ResumeRadar

A machine learning-powered job application tool that helps job seekers find positions where their qualifications best match the requirements. ResumeRadar analyzes resume content against job listings to provide relevance scores and targeted application recommendations.

Project Status: Alpha

This open source project aims to reduce resume black hole syndrome by helping candidates focus on opportunities where they're most competitive. The core algorithm uses NLP to compare resume skills and experiences with job posting requirements, calculating match percentages and identifying strength areas.

Job Crawler System

The job crawler system is a modular, scalable solution for scraping job listings from remote job boards. It uses two different technologies based on the nature of the target website:

Crawlee (Node.js) for JavaScript-heavy sites with dynamic content
Scrapy (Python) for static sites with simple HTML structures

Features

Targets remote-friendly job boards
Handles both static and dynamic websites
Implements anti-blocking measures (proxy rotation, user agent rotation, request delays)

▸ Material supplied:
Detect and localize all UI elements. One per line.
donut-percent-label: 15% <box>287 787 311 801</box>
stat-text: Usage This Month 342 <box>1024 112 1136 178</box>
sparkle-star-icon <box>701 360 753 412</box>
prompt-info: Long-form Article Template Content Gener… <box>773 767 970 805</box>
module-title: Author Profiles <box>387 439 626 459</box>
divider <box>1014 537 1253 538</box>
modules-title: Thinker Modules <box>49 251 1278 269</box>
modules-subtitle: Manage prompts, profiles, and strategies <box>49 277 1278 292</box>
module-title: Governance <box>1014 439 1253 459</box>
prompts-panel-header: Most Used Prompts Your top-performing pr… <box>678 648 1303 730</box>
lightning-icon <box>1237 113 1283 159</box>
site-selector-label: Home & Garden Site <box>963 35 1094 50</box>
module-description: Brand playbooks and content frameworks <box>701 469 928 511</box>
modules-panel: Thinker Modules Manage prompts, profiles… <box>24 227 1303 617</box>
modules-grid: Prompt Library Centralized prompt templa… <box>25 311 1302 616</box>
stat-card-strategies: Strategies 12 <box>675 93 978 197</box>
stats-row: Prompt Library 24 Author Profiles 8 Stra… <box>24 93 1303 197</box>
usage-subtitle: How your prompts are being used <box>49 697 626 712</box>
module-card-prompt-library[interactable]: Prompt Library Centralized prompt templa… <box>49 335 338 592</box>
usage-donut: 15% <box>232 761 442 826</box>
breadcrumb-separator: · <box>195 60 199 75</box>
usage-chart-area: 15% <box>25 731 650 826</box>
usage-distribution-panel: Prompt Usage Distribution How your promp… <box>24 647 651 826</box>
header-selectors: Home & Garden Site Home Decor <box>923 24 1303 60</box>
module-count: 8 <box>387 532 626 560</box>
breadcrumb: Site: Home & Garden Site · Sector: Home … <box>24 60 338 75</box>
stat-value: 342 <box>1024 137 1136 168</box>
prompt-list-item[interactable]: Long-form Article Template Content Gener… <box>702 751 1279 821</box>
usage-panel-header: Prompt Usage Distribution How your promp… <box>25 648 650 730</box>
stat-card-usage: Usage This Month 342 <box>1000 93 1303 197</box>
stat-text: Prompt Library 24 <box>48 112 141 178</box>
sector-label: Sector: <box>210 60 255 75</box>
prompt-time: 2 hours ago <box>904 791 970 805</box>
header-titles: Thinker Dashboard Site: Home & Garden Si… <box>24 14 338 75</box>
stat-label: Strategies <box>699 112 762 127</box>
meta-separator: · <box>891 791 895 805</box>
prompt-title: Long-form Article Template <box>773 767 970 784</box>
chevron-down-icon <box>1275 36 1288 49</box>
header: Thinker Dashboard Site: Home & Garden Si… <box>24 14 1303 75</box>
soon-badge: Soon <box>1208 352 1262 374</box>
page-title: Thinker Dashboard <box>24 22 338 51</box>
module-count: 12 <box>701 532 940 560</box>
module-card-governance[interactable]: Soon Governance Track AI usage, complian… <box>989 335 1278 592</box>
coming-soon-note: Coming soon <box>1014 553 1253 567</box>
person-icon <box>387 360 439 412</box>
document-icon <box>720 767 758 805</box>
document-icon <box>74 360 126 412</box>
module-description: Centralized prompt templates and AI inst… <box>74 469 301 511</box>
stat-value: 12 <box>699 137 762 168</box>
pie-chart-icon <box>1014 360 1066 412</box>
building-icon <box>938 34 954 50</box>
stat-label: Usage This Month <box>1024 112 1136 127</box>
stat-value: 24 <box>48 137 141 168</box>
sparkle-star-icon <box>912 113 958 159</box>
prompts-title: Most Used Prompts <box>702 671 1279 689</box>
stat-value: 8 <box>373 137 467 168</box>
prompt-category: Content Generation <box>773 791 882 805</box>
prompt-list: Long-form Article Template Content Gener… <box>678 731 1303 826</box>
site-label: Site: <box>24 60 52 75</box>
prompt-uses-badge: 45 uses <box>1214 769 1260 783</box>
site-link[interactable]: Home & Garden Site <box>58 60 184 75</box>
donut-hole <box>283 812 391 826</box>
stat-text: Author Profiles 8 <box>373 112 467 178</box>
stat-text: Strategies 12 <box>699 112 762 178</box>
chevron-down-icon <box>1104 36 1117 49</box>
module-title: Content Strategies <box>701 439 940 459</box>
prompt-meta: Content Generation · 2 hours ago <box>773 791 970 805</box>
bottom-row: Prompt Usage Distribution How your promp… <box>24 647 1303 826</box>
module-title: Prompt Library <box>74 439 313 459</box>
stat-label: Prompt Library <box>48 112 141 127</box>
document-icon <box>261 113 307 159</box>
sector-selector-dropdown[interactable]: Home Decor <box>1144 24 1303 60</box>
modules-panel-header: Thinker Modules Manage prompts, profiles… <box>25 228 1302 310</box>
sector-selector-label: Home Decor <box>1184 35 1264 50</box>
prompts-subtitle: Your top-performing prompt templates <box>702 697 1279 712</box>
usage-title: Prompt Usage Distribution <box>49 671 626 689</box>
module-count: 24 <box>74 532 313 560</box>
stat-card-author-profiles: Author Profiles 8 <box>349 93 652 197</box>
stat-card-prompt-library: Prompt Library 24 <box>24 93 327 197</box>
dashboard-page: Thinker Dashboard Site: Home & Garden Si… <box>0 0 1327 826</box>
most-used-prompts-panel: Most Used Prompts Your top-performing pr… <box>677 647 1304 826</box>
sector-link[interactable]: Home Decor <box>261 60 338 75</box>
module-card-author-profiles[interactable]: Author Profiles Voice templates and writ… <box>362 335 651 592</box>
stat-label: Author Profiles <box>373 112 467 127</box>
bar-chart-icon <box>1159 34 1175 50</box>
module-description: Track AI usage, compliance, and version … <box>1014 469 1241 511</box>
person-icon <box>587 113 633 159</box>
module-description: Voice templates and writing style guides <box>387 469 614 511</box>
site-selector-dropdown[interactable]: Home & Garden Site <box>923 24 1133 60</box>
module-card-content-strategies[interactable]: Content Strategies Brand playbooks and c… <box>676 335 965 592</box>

▸ Exercise details: According to the ResumeRadar text, which technology does the job crawler use for static sites with simple HTML structures?

▸ The solution: Scrapy (Python)